Problem to work on: If a line in the records below contains "Universitario", copy that line.

[Page content records]
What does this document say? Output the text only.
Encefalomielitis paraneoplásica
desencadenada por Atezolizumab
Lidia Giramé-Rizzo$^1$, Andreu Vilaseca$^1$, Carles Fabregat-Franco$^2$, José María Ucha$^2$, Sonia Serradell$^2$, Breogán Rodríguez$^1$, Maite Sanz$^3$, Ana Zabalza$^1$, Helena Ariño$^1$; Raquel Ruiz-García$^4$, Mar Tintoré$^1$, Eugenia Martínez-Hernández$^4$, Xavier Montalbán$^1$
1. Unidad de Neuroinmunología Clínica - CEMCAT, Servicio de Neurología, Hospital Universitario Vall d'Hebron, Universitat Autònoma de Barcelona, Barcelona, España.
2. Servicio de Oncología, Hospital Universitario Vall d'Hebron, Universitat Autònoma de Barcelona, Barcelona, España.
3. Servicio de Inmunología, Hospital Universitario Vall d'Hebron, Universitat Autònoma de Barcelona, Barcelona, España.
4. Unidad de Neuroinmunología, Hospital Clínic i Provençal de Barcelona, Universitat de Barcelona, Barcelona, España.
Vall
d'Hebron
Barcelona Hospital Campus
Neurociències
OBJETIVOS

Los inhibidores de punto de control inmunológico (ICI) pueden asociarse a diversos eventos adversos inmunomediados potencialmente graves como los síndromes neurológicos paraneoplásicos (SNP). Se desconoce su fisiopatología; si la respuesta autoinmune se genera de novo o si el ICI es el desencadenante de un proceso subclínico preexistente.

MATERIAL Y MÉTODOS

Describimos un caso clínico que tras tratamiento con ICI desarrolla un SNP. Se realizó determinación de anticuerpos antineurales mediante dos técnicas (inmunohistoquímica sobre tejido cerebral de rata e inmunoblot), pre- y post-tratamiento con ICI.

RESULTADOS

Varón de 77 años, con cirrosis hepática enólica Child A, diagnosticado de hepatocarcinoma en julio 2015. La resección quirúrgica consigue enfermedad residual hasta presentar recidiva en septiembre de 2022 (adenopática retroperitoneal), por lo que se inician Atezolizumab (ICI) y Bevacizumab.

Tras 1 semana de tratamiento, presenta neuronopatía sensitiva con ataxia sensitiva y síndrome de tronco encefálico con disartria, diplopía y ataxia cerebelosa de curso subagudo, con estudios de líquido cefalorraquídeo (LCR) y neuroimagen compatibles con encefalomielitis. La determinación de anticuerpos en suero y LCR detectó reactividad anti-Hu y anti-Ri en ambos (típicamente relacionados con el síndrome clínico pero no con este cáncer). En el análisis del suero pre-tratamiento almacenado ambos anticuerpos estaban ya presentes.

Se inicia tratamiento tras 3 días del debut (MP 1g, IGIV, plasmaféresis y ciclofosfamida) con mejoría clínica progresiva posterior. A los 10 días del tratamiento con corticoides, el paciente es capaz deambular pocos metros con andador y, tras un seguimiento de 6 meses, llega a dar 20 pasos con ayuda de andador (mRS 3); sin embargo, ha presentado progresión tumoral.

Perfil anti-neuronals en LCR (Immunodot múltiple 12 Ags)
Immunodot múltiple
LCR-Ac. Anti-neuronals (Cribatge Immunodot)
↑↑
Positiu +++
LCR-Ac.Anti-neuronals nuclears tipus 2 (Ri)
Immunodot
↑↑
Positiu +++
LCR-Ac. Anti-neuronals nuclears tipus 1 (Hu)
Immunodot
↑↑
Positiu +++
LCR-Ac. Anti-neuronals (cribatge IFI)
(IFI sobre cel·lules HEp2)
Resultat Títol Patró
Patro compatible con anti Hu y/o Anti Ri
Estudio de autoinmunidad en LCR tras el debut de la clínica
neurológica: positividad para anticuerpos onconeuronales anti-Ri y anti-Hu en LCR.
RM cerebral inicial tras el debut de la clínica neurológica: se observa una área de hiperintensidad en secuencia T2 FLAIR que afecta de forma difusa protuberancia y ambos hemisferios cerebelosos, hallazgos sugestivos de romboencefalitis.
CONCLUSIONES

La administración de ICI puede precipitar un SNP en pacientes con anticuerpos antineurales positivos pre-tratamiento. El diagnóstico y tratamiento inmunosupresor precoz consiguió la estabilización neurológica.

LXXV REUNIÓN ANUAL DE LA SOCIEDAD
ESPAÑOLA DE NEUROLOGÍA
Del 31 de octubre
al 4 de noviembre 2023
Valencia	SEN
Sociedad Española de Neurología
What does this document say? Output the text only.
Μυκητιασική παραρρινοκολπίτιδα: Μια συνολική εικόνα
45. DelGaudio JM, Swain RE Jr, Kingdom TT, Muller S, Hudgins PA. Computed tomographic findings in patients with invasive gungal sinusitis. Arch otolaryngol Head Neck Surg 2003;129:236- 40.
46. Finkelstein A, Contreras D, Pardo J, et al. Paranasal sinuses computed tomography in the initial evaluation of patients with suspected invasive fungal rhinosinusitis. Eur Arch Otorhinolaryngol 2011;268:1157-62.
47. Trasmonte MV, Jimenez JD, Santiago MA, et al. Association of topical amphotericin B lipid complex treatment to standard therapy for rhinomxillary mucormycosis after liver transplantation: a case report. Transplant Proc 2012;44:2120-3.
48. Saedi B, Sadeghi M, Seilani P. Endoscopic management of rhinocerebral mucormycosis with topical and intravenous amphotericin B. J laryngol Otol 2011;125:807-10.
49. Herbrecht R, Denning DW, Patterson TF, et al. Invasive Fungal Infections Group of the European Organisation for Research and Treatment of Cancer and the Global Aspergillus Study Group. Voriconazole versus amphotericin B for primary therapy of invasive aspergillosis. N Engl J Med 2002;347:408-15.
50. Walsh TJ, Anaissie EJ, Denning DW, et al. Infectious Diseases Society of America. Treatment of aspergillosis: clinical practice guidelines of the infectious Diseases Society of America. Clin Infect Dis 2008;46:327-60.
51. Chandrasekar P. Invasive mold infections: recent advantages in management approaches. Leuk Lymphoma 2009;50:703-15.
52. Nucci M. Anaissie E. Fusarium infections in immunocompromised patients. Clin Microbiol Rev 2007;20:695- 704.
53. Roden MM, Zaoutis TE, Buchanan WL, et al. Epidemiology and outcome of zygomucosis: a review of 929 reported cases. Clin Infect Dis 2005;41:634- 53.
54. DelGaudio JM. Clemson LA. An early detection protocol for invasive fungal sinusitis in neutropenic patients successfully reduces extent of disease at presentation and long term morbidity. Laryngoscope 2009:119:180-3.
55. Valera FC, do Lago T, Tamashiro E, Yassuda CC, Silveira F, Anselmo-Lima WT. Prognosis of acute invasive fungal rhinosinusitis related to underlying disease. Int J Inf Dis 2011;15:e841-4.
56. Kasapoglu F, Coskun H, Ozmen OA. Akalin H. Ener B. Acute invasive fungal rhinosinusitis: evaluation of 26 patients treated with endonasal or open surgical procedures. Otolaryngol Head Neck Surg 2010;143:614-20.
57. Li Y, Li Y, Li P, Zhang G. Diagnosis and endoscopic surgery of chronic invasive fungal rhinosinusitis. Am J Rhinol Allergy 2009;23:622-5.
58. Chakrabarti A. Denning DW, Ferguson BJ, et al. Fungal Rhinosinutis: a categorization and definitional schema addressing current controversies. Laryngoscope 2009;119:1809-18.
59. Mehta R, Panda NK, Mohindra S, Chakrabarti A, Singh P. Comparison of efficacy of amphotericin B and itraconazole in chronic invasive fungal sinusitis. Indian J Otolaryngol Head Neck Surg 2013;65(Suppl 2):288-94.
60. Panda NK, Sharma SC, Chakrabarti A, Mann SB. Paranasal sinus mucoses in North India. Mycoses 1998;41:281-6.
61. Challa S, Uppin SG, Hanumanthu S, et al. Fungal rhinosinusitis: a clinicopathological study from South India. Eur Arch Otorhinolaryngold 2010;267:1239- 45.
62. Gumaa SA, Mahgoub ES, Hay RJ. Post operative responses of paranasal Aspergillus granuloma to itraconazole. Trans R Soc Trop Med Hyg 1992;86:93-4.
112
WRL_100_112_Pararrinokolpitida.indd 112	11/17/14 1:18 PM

Problem solution:
1. Unidad de Neuroinmunología Clínica - CEMCAT, Servicio de Neurología, Hospital Universitario Vall d'Hebron, Universitat Autònoma de Barcelona, Barcelona, España.
2. Servicio de Oncología, Hospital Universitario Vall d'Hebron, Universitat Autònoma de Barcelona, Barcelona, España.
3. Servicio de Inmunología, Hospital Universitario Vall d'Hebron, Universitat Autònoma de Barcelona, Barcelona, España.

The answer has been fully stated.